▸ **MATERIAL SUPPLIED**:
============
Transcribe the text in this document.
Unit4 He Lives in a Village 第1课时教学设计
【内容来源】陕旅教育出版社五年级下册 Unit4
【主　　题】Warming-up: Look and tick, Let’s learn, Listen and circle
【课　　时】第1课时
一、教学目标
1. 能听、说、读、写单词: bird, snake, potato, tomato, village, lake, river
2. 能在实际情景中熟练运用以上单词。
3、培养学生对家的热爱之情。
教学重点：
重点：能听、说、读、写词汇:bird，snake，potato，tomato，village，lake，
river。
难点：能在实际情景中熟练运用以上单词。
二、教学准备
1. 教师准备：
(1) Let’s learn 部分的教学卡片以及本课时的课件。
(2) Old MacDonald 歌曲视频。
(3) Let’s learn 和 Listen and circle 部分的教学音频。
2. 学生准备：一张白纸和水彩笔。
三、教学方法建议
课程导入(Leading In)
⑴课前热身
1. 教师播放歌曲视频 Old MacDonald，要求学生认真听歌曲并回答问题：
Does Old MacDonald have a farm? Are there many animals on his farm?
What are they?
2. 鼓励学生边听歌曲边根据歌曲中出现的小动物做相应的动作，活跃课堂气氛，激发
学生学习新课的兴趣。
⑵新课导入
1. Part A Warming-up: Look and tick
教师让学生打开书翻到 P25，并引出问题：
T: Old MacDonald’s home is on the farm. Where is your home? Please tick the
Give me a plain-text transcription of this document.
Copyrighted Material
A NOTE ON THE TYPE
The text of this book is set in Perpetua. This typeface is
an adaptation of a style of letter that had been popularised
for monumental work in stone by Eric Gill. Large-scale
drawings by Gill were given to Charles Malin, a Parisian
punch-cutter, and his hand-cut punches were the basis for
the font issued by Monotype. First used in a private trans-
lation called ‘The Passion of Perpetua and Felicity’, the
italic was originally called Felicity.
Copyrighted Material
============
Retype every entry word for word.

Transcribe the text in this document.
Unit4 He Lives in a Village 第1课时教学设计
【内容来源】陕旅教育出版社五年级下册 Unit4
【主　　题】Warming-up: Look and tick, Let’s learn, Listen and circle
【课　　时】第1课时
一、教学目标
1. 能听、说、读、写单词: bird, snake, potato, tomato, village, lake, river
2. 能在实际情景中熟练运用以上单词。
3、培养学生对家的热爱之情。
教学重点：
重点：能听、说、读、写词汇:bird，snake，potato，tomato，village，lake，
river。
难点：能在实际情景中熟练运用以上单词。
二、教学准备
1. 教师准备：
(1) Let’s learn 部分的教学卡片以及本课时的课件。
(2) Old MacDonald 歌曲视频。
(3) Let’s learn 和 Listen and circle 部分的教学音频。
2. 学生准备：一张白纸和水彩笔。
三、教学方法建议
课程导入(Leading In)
⑴课前热身
1. 教师播放歌曲视频 Old MacDonald，要求学生认真听歌曲并回答问题：
Does Old MacDonald have a farm? Are there many animals on his farm?
What are they?
2. 鼓励学生边听歌曲边根据歌曲中出现的小动物做相应的动作，活跃课堂气氛，激发
学生学习新课的兴趣。
⑵新课导入
1. Part A Warming-up: Look and tick
教师让学生打开书翻到 P25，并引出问题：
T: Old MacDonald’s home is on the farm. Where is your home? Please tick the
Give me a plain-text transcription of this document.
Copyrighted Material
A NOTE ON THE TYPE
The text of this book is set in Perpetua. This typeface is
an adaptation of a style of letter that had been popularised
for monumental work in stone by Eric Gill. Large-scale
drawings by Gill were given to Charles Malin, a Parisian
punch-cutter, and his hand-cut punches were the basis for
the font issued by Monotype. First used in a private trans-
lation called ‘The Passion of Perpetua and Felicity’, the
italic was originally called Felicity.
Copyrighted Material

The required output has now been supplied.